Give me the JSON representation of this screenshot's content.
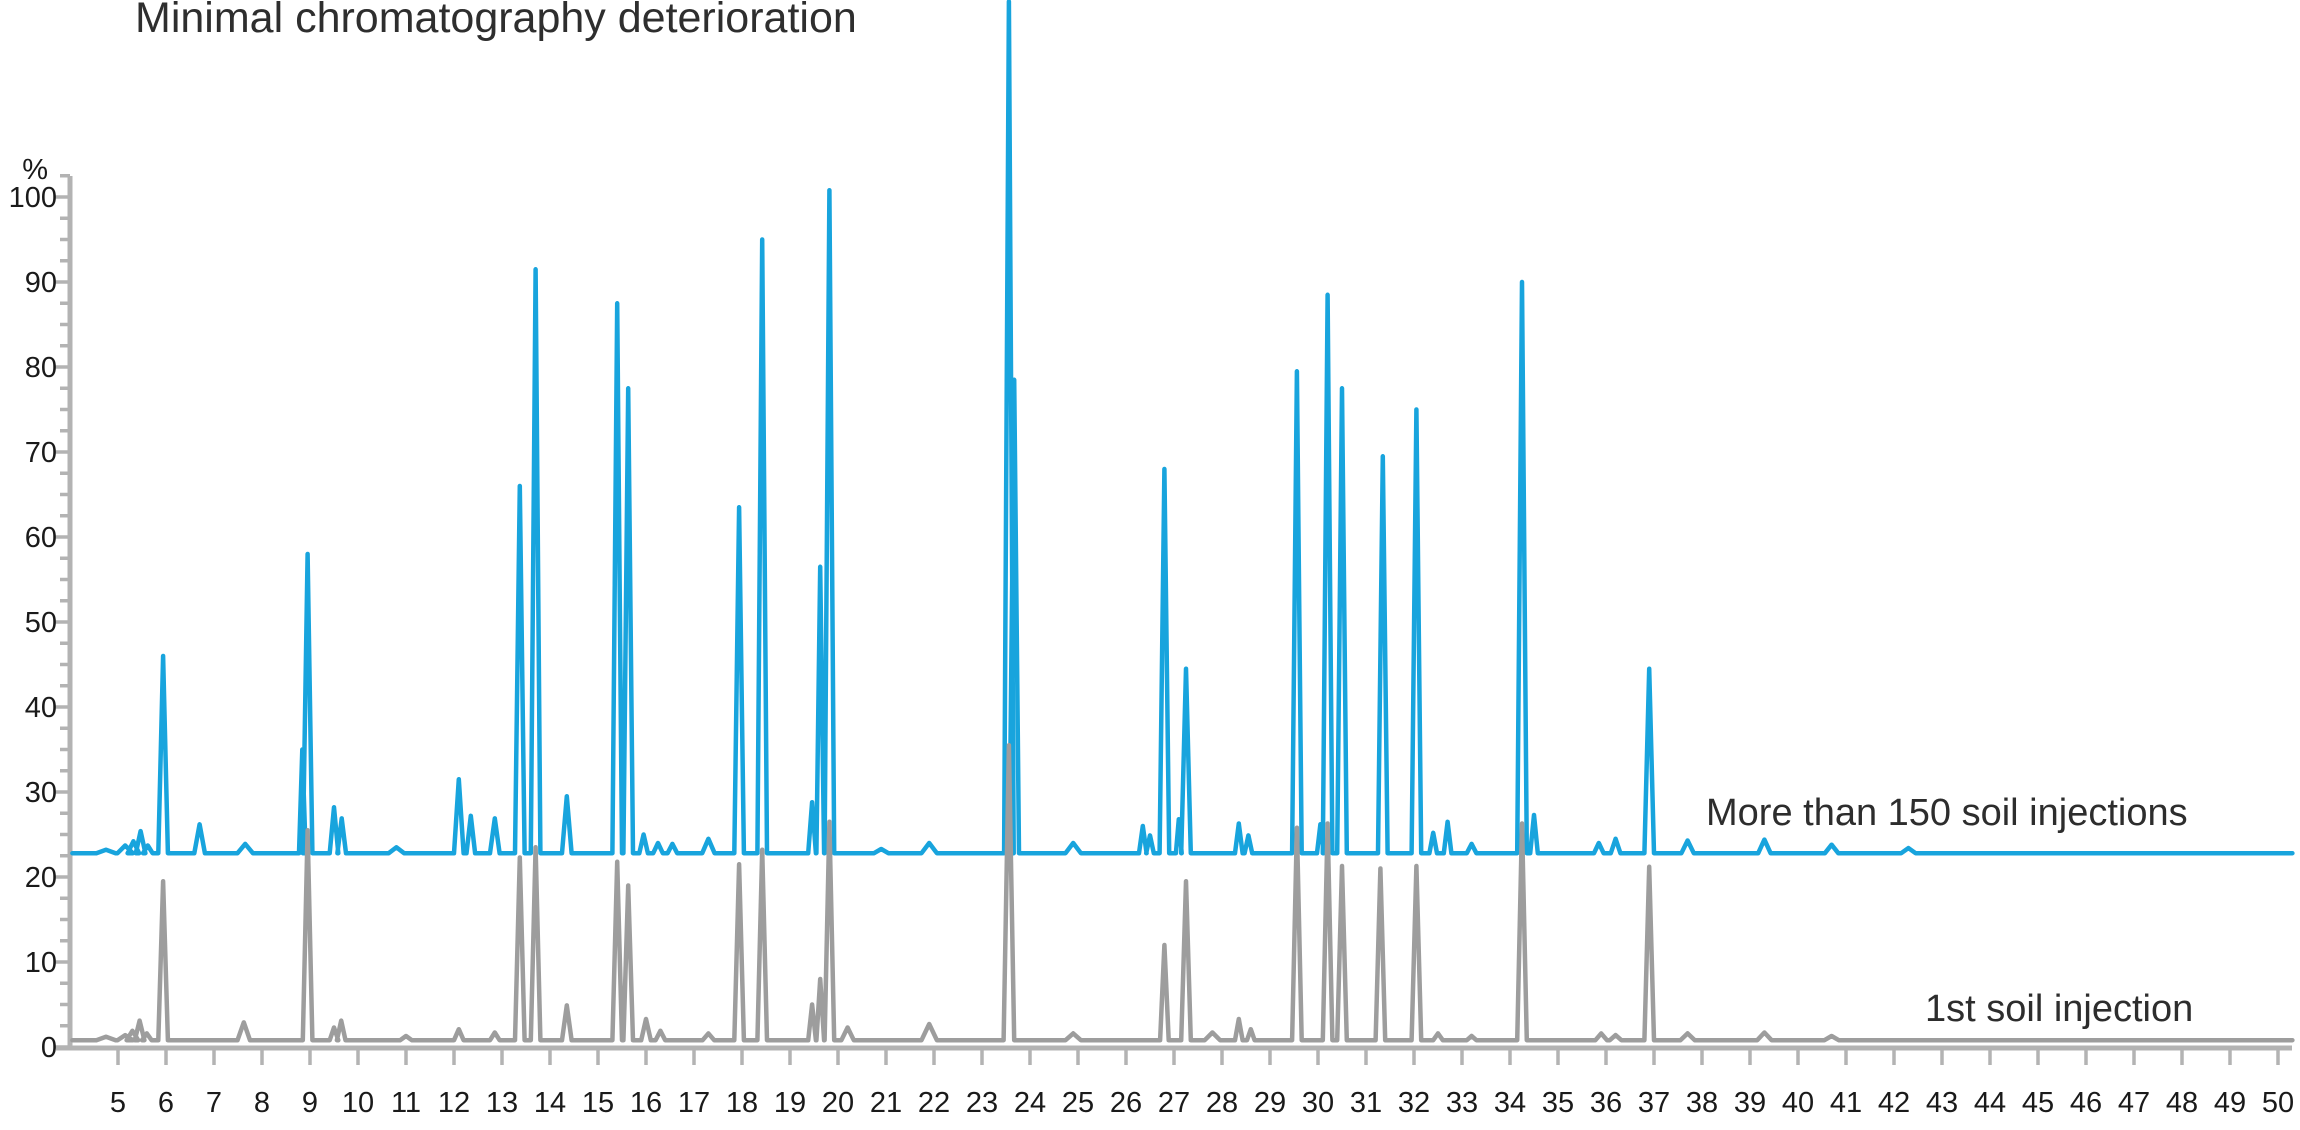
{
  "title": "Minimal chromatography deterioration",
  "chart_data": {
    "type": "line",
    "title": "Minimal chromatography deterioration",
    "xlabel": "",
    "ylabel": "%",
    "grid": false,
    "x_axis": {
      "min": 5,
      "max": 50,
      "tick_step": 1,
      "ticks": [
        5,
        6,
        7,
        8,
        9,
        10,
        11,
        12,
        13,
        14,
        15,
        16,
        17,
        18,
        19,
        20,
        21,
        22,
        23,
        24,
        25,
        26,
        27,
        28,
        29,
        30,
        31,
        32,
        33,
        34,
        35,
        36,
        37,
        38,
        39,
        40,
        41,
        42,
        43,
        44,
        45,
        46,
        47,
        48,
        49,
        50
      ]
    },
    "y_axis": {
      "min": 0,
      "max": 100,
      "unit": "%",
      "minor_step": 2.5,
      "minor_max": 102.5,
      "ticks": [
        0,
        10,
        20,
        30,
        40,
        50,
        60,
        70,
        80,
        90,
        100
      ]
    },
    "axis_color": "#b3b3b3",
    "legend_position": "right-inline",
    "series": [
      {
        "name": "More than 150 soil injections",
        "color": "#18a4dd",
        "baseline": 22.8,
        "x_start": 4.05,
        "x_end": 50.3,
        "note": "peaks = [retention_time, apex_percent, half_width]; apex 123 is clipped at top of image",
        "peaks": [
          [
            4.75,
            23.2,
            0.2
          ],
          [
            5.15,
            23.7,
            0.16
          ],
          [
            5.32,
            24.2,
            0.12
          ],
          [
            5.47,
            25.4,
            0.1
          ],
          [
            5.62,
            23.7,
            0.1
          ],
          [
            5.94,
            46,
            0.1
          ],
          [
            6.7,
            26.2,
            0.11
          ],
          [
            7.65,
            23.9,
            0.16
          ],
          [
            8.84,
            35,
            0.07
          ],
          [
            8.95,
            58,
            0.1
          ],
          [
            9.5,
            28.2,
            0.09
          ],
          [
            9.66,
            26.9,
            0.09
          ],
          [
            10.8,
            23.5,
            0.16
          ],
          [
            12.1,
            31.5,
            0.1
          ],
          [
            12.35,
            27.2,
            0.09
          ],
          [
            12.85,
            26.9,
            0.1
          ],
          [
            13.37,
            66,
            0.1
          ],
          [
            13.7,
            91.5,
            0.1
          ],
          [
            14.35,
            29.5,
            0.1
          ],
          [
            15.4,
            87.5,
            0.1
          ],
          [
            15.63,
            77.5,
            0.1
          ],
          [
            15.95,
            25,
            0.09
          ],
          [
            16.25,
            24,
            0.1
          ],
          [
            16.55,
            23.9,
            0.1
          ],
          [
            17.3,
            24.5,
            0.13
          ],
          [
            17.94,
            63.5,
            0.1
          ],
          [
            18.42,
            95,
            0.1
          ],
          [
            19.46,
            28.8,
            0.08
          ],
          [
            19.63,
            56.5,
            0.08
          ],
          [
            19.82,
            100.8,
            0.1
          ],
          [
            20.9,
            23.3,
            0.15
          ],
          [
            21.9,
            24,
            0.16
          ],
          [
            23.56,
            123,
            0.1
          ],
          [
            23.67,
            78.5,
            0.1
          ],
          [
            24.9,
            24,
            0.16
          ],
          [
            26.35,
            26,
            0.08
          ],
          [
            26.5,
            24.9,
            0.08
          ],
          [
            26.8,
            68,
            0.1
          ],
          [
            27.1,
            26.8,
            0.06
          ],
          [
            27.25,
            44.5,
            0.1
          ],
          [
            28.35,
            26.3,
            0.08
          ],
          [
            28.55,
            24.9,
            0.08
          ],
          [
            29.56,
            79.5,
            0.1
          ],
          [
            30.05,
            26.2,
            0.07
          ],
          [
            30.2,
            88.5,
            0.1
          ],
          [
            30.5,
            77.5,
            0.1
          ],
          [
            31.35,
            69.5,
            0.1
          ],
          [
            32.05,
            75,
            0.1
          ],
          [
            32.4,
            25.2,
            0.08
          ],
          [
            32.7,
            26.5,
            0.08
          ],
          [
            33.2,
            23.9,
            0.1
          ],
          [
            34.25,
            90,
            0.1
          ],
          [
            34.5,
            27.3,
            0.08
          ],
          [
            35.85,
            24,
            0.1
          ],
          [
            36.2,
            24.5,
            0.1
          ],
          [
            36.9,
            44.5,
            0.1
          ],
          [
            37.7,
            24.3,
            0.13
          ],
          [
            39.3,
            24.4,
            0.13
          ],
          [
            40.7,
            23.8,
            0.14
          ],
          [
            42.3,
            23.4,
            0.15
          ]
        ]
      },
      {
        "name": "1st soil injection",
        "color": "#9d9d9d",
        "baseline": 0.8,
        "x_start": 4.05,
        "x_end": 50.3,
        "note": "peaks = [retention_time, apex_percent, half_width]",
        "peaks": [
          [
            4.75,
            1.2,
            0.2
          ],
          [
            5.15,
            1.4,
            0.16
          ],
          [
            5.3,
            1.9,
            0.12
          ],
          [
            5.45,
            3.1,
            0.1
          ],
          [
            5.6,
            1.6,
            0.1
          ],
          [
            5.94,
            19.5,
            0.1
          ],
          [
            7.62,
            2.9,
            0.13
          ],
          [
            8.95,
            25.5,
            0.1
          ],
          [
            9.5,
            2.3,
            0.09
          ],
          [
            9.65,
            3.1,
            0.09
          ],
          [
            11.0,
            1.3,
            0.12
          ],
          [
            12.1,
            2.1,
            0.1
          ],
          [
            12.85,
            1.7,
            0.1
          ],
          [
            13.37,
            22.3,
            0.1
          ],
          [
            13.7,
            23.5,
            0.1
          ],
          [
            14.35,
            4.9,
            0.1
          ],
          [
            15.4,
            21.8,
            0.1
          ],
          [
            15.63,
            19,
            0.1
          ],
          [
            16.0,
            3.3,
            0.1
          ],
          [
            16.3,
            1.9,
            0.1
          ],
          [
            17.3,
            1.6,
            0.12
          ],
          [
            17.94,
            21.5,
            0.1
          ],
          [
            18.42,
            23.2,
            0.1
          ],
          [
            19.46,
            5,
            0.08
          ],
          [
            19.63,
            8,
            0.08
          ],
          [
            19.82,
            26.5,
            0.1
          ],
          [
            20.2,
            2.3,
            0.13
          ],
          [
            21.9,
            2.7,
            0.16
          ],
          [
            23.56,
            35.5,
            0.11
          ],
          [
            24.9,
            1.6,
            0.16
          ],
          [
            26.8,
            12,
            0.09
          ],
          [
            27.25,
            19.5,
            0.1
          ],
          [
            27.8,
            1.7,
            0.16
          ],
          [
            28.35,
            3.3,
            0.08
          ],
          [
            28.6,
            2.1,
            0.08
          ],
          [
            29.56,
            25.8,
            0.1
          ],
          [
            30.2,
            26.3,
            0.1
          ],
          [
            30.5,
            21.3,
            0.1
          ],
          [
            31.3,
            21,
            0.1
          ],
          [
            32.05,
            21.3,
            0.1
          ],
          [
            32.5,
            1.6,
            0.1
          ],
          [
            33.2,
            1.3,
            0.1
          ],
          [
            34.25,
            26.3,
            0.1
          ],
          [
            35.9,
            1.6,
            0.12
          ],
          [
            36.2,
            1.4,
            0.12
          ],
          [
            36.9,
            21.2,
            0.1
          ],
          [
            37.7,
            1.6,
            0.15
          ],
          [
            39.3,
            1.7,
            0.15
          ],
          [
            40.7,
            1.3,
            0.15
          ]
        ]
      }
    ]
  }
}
▬▬▬▬▬▬▬▬▬▬
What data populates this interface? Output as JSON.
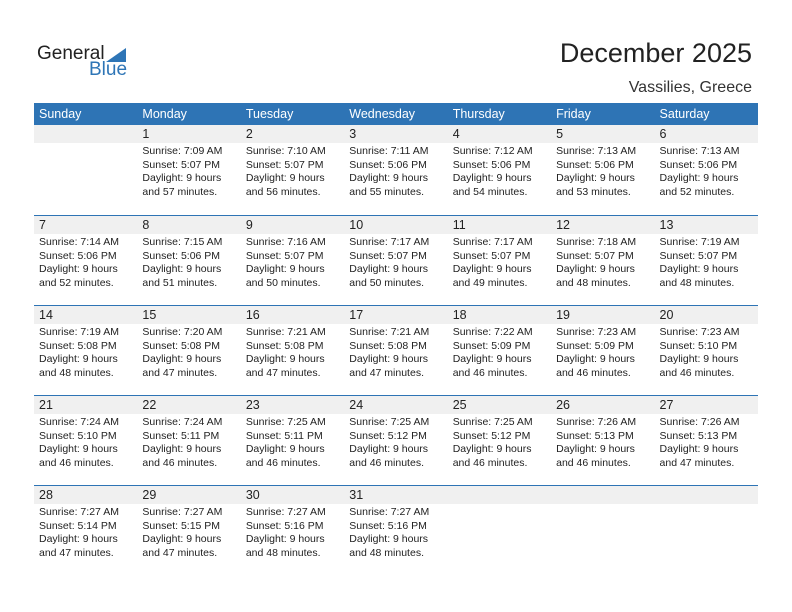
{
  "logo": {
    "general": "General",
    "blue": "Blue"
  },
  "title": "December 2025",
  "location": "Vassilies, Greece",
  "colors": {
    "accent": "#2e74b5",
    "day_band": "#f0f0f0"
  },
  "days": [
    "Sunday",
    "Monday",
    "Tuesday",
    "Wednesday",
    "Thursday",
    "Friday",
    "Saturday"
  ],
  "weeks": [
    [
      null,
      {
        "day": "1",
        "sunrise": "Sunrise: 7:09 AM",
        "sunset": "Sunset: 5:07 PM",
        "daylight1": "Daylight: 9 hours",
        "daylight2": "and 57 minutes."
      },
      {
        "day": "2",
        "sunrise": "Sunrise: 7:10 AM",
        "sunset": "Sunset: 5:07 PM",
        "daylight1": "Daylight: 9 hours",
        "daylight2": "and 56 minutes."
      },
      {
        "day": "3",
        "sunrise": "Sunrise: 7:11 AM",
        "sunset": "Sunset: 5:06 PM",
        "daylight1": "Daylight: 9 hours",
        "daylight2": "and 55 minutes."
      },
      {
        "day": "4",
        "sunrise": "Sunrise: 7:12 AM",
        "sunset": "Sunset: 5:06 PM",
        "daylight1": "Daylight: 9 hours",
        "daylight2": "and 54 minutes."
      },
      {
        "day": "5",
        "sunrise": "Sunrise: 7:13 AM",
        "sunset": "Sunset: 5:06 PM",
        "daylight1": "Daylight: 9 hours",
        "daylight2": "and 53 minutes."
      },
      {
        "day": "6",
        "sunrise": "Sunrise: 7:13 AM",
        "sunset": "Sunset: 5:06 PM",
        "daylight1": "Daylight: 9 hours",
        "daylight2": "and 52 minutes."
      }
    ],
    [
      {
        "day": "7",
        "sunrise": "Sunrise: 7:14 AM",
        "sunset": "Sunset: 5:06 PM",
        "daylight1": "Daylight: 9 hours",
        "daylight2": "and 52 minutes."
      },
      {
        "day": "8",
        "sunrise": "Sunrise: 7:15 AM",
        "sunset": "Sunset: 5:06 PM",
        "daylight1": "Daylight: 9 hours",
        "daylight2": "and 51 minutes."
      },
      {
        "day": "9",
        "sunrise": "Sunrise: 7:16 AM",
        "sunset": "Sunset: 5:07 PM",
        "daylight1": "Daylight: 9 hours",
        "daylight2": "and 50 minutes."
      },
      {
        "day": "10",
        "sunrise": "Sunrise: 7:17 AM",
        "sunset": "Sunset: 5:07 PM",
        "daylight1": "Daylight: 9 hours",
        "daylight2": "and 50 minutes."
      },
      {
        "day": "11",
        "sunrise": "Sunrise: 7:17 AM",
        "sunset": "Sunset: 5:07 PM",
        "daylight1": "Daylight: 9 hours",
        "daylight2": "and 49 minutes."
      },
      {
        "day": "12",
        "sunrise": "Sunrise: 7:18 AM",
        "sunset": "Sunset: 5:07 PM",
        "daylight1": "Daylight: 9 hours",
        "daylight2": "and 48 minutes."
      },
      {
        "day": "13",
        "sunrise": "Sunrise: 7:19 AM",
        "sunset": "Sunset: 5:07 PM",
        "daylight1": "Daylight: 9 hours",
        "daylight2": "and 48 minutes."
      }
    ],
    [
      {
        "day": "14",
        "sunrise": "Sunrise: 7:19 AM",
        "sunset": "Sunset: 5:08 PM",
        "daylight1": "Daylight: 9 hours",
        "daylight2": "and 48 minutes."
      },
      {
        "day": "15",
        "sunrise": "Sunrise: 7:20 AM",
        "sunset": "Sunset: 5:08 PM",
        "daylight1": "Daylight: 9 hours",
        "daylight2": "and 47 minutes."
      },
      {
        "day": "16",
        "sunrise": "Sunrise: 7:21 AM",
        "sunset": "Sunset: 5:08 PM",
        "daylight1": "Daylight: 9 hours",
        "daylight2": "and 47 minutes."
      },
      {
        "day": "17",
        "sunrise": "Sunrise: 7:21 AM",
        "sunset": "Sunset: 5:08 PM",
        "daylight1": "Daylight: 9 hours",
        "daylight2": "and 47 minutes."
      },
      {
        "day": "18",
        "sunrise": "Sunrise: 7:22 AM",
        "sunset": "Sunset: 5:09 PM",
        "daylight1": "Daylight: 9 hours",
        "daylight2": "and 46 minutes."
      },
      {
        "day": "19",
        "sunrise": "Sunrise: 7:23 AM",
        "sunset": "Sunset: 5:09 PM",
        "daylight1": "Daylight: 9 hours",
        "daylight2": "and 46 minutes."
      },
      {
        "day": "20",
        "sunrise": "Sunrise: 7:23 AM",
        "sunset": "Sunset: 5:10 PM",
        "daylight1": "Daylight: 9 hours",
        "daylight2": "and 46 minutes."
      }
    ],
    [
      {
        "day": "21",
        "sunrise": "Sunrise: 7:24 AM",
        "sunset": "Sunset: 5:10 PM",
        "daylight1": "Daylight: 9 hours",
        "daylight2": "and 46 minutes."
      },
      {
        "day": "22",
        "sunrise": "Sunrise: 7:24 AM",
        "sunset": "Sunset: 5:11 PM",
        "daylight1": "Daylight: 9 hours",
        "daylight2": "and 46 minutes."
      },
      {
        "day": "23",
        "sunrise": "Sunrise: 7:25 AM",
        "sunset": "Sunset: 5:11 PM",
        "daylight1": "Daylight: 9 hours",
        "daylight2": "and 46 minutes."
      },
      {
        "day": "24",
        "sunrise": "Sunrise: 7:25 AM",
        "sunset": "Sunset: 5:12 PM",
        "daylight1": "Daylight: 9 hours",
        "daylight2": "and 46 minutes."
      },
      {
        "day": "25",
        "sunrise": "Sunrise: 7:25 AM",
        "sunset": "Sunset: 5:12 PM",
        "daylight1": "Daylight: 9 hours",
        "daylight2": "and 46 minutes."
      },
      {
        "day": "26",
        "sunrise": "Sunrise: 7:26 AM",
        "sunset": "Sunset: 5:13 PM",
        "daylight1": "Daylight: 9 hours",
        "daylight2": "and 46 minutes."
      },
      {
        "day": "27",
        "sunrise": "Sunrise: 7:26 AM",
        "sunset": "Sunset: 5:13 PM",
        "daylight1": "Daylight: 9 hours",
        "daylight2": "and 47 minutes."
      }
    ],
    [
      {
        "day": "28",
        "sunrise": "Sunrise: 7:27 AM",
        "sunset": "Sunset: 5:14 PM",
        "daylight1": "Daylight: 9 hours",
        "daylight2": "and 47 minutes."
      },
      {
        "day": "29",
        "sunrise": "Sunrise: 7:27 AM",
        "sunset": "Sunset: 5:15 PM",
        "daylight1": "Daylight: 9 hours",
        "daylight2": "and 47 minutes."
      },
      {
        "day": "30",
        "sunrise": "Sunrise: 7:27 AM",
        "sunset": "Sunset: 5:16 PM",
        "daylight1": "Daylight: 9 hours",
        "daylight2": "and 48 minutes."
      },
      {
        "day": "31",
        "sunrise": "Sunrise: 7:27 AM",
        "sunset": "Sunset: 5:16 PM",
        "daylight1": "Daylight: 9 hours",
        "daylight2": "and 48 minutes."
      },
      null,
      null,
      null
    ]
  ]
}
▬▬▬▬▬▬▬▬▬▬
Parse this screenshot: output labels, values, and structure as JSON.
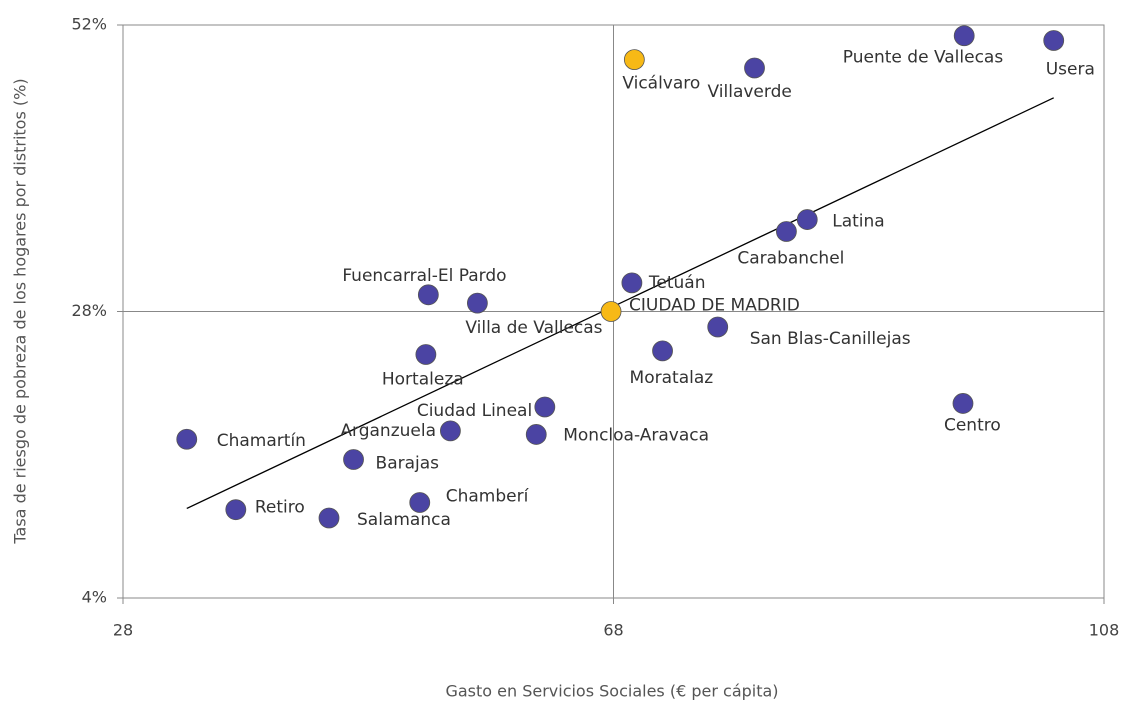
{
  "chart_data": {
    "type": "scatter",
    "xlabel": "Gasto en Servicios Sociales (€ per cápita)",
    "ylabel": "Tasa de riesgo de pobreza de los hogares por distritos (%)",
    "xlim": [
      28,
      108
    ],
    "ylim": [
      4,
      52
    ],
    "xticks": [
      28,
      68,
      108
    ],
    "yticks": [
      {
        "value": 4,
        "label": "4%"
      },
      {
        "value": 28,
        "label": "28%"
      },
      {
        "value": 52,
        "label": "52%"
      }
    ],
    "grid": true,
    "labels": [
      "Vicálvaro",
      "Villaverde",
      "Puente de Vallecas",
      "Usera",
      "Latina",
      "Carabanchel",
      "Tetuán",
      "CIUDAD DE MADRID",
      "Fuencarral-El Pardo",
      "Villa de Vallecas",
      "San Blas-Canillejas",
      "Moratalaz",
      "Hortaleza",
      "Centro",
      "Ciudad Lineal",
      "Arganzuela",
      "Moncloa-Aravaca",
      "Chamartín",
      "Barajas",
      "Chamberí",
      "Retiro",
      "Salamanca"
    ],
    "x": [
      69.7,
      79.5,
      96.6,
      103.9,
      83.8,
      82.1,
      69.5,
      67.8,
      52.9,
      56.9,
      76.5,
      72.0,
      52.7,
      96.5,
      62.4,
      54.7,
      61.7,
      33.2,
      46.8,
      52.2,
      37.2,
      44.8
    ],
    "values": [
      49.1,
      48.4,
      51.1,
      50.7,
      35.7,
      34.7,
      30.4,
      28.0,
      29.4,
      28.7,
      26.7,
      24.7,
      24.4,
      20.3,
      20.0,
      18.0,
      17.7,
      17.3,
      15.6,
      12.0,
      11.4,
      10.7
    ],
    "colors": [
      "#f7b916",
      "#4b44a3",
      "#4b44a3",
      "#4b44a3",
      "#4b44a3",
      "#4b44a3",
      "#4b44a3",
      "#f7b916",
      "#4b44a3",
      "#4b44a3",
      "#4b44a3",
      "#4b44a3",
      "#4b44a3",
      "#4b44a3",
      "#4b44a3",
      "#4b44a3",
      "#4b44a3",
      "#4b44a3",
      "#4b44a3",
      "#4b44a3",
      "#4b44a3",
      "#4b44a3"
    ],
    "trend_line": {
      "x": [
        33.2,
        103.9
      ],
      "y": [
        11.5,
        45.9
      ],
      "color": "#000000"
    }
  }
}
▬▬▬▬▬▬▬▬▬▬
• [Requirement] Among the lines of the material, find those that hold the word "deterioration" and copy them.

• [Final result]
  "title": "Minimal chromatography deterioration",
    "title": "Minimal chromatography deterioration",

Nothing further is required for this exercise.